→ Preguntas por responder:
1 – Indique si cada afirmación concuerda con el texto sobre el odio: (a) en él se afirma llegar a comprender el odio individual; (b) según él, los nazis actuaban necesariamente movidos por el odio; (c) atribuye a la posmodernidad el exilio del psicoanálisis. Responda sí o no y cite las palabras del texto que lo deciden.
2 – ¿Qué clase de odio se declara no soportar en el texto sobre el odio?
3 – Retome el texto sobre el odio a partir de su última oración.
**** Fragmento del documento
No creo que se haya reflexionado mucho sobre el odio, ni antiguamente ni ahora, de manera descarnada, descubriendo su función solapada pero activa y determinante.

Llego a comprender el odio individual, pasional, ciego, enfermizo, paroxístico. Es interesante al desvelar la complejidad y el lado oscuro del ser humano, constitutivo de la personalidad. Es una pulsión o afecto fundamental en el ser humano, que sería incomprensible sin el odio, exactamente igual que despojado del sentimiento de amor.

Lo que no soporto es el odio social, político, colectivo: el odio de la masa.

Otra de las pérdidas que debemos anotar con la posmodernidad y su relativismo es el exilio del psicoanálisis. Hay comprensiones que son difíciles fuera del psicoanálisis. Por ejemplo la sublimación.

Decía Freud que la sublimación -la reorientación de las pulsiones desviadas de sus verdaderos destinatarios o fines- permite hacer socialmente aceptable lo que, dirigido a su objeto o su destinatario natural, sería inaceptable y merecedor de reproche. Pero en las redes, las calles o las tribunas el mayor odio desencadenado, ebrio de su propio empuje, será tratado únicamente por su espuma política o sociológica. Sin atender a su gestualidad, el rictus, la rabia, la cara desencajada, los ojos saliéndose de sus cuencas. Curiosamente lo percibido directamente y a simple vista, lo que podría ser notariado por evidente, será justamente lo que quedará solapado por el enunciado pancarta y el gramófono. Por los eslóganes banales.

Así es posible odiar a la Iglesia más que a la Bolsa, a Israel mucho antes y de forma arrobada que a los que ahorcan gays. Estos odios a distancia, impersonales, abstractos, nos indican lo retorcido y disfrazado que aparece este sentimiento del hombre y por tanto personal por naturaleza. Qué o a quién persigue verdaderamente ese odio: ¿a unos desconocidos abstractos? De ahí que la sublimación se dirija hacía empresas "éticas" muy loables, incluso "racionales". Es camuflaje y desahogo.

Los nazis no necesariamente odiaban, obedecían a órdenes y prejuicios, y actuaban con eficacia industrial. Un sometimiento que anula el Yo.
********
**** Extracto de datos
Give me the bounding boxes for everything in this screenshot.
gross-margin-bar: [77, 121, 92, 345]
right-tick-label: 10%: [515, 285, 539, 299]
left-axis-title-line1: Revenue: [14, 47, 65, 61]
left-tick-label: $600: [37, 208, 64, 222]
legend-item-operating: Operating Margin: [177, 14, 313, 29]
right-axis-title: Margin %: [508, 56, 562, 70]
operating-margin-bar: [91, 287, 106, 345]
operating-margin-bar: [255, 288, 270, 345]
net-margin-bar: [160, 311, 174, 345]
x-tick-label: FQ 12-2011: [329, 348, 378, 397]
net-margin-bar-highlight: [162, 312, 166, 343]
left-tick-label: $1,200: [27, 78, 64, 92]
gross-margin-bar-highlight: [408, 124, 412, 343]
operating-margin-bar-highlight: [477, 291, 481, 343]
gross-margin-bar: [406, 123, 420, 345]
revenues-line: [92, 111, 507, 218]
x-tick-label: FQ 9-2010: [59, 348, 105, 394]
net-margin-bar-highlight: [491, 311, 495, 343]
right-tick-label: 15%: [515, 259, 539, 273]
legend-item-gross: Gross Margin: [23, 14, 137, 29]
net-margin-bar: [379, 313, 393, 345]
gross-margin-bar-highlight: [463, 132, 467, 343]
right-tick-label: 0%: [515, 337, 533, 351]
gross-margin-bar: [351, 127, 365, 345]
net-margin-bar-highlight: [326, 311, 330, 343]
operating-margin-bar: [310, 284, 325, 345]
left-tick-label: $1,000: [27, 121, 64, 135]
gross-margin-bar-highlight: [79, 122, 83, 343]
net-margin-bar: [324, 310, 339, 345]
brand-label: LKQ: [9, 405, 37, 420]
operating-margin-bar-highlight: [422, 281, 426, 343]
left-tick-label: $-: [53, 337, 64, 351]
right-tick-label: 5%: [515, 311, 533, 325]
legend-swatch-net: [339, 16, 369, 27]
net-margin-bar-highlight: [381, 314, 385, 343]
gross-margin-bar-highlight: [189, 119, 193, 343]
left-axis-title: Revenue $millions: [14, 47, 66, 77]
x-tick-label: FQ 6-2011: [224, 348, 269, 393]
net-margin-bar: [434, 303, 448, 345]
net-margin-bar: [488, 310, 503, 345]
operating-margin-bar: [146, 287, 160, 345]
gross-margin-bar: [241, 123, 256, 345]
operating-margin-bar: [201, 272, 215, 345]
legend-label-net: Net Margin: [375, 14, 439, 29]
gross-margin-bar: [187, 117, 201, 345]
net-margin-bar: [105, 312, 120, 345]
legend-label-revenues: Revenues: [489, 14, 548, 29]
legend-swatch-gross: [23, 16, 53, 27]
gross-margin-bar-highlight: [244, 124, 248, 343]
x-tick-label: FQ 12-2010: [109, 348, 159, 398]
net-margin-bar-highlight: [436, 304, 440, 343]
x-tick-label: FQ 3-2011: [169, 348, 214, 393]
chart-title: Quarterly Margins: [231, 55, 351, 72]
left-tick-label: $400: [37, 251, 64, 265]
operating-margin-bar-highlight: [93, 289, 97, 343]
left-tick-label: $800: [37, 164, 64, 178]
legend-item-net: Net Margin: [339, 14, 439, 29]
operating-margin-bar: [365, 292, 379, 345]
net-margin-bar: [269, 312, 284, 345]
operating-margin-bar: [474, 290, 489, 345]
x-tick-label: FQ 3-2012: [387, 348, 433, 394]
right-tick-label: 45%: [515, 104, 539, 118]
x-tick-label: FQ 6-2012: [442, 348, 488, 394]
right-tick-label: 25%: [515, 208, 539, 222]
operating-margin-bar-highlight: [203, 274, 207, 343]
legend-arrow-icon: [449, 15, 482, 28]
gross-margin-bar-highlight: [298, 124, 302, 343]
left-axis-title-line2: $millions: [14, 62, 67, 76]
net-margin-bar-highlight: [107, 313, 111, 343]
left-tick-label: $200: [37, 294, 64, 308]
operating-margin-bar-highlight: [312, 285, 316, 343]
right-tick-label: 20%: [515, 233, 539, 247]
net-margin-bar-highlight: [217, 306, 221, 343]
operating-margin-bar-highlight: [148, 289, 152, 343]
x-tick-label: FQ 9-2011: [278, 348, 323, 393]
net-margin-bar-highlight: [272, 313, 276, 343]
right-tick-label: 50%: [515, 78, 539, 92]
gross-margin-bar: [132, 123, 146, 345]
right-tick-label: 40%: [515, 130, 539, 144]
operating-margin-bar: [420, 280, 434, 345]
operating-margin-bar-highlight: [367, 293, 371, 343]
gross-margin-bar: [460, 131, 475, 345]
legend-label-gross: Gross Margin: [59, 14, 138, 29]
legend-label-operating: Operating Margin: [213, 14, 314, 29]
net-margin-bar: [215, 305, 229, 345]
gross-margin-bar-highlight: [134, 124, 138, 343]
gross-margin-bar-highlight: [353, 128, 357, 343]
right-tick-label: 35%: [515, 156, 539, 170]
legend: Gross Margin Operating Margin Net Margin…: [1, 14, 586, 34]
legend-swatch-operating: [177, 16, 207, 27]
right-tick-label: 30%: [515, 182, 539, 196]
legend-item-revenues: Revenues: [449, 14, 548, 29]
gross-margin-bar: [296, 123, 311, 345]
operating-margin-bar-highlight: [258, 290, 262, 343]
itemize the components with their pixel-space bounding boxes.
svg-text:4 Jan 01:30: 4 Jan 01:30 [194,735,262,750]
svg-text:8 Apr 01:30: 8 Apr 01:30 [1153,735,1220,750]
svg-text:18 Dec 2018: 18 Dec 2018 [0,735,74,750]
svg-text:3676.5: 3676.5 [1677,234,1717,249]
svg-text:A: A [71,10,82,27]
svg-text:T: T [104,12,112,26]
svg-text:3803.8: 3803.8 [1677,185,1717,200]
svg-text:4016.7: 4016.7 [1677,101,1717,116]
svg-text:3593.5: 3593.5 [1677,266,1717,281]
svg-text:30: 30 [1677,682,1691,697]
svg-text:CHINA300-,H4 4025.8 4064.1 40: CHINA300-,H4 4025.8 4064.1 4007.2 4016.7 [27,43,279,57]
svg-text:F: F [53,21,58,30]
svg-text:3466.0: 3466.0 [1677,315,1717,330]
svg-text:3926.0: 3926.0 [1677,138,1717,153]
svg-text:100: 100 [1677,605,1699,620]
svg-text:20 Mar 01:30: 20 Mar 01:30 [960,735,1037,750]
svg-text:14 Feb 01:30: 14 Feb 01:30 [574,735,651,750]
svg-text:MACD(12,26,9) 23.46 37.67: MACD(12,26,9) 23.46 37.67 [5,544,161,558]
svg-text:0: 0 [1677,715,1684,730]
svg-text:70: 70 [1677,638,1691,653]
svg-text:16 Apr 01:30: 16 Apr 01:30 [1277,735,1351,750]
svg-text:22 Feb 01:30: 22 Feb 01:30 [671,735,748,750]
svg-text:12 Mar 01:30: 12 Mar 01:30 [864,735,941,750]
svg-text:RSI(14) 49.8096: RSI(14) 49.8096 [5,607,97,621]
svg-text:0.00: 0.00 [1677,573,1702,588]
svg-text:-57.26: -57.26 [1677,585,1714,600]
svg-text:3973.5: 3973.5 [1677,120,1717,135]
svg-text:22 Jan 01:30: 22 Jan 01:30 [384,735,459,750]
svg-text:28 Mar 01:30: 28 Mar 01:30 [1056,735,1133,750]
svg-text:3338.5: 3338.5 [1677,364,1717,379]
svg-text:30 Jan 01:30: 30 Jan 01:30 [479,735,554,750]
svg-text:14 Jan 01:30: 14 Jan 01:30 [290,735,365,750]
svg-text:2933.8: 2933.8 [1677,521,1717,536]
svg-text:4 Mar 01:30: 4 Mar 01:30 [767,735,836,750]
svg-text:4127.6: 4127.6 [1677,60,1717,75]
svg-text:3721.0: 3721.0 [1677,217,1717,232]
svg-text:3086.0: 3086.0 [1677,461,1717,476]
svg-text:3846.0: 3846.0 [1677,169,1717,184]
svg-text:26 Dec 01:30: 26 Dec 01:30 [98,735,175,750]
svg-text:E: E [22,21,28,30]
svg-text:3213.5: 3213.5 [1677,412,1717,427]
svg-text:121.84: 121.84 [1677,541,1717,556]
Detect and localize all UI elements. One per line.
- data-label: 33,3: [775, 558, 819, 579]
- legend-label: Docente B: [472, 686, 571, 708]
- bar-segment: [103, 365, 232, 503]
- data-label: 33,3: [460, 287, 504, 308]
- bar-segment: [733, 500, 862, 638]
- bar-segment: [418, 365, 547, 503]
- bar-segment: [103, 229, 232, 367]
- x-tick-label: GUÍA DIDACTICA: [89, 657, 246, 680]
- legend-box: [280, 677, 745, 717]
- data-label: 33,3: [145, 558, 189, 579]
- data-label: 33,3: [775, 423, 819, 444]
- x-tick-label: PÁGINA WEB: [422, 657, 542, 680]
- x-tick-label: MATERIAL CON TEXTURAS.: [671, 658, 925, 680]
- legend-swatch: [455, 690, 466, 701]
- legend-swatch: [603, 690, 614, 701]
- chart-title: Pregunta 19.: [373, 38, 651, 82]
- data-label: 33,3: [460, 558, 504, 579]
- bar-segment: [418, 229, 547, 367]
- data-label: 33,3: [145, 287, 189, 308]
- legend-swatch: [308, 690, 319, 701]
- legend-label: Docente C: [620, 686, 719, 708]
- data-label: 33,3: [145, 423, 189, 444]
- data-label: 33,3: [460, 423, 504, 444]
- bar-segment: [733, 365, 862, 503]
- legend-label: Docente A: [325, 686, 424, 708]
********
→ Respuestas del ejercicio:
1 –
(a) Sí: "Llego a comprender el odio individual, pasional, ciego, enfermizo, paroxístico."
(b) No: "Los nazis no necesariamente odiaban, obedecían a órdenes y prejuicios, y actuaban con eficacia industrial."
(c) Sí: "Otra de las pérdidas que debemos anotar con la posmodernidad y su relativismo es el exilio del psicoanálisis."

2 – El odio social, político, colectivo: el odio de la masa.

3 –
¿Quién es más agresivo: el que participa lejano en un rito popular en el que se hace sufrir a un toro, o el animalista que casi revienta las venas del cuello, inflamadas por la pasión que le desborda, o que se lanza de cabeza al vehículo que transporta a Excalibur?

Hay personas en las que he visto dibujarse el odio en sus rostros, además con furia extrema, y que luego resultan ser casualmente pacifistas y animalistas. Tanto es el amor que les mueve que han de soportar el mal trago de patentizar todo lo contrario. Una agresividad muy justificada, la recomendada para el buen fin de la causa, suponemos. Parecen disponer de cierto caudal de odio, junto, por supuesto, al amor; el odio es tronante y exhibicionista, el amor muy discreto y silencioso: misioneros, médicos sin fronteras, cooperantes de verdad.

Los animalistas no parecen tener muy buena opinión de muchos humanos, como los antitaurinos que quizá celebran las cogidas de toros. A los pacifistas tal vez no les disgusten los muertos del ejército que deciden deben parar, el contendiente odiado.

La agresividad, la competitividad, y superación son valiosas siempre, si se subliman y se dirigen al deporte, al estudio, a fines individuales, o hacerse rico en variados cometidos.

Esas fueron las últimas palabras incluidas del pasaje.